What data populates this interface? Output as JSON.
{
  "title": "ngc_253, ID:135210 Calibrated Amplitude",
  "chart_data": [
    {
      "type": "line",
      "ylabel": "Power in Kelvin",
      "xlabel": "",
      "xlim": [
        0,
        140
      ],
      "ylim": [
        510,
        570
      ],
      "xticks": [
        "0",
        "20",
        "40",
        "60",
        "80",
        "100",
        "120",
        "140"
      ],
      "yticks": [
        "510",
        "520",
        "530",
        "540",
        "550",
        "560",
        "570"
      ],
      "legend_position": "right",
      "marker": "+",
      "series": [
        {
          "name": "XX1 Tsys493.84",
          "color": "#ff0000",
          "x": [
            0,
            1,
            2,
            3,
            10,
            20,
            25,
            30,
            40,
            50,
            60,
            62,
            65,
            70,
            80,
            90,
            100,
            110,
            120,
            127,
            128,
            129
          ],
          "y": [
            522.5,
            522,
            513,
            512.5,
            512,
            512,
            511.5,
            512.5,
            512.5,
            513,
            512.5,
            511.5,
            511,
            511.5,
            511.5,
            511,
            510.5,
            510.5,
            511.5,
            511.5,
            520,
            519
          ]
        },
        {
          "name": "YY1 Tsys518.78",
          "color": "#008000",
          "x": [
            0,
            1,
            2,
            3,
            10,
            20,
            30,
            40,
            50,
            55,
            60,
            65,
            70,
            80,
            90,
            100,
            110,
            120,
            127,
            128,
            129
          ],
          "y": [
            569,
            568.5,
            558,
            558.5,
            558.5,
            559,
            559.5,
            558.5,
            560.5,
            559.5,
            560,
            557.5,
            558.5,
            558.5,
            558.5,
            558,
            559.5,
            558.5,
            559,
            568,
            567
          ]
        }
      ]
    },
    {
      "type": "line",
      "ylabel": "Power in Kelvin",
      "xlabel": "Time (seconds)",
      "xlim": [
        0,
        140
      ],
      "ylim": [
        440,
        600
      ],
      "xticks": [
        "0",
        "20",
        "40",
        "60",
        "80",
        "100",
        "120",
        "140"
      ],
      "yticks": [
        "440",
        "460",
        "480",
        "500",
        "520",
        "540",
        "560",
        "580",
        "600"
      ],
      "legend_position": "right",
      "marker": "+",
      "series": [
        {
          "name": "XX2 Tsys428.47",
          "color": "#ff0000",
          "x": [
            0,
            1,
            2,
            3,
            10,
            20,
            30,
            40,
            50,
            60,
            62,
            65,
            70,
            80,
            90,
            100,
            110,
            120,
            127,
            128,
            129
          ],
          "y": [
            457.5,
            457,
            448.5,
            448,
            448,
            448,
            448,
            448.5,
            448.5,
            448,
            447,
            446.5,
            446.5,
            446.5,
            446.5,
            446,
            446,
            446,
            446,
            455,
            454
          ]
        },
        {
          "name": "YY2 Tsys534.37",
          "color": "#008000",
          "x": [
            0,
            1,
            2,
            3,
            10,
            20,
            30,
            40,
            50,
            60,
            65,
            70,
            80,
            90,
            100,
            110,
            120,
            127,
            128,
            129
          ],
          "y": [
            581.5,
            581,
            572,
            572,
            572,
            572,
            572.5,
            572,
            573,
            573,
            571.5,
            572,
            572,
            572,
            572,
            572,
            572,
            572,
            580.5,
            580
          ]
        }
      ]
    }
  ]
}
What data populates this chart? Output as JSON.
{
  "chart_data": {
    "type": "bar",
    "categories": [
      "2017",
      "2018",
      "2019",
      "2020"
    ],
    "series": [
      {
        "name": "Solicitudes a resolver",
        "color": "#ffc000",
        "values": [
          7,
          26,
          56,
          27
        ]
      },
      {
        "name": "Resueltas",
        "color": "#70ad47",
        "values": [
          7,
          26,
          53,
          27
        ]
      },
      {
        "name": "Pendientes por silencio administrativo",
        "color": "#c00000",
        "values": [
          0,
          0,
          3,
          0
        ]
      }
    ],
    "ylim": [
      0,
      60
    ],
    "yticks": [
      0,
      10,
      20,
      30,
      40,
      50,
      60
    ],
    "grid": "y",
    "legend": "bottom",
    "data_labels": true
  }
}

What the exercise asks. Which lines include the word "name"? Copy every one of them.

Response below.
          "name": "XX1 Tsys493.84",
          "name": "YY1 Tsys518.78",
          "name": "XX2 Tsys428.47",
          "name": "YY2 Tsys534.37",
        "name": "Solicitudes a resolver",
        "name": "Resueltas",
        "name": "Pendientes por silencio administrativo",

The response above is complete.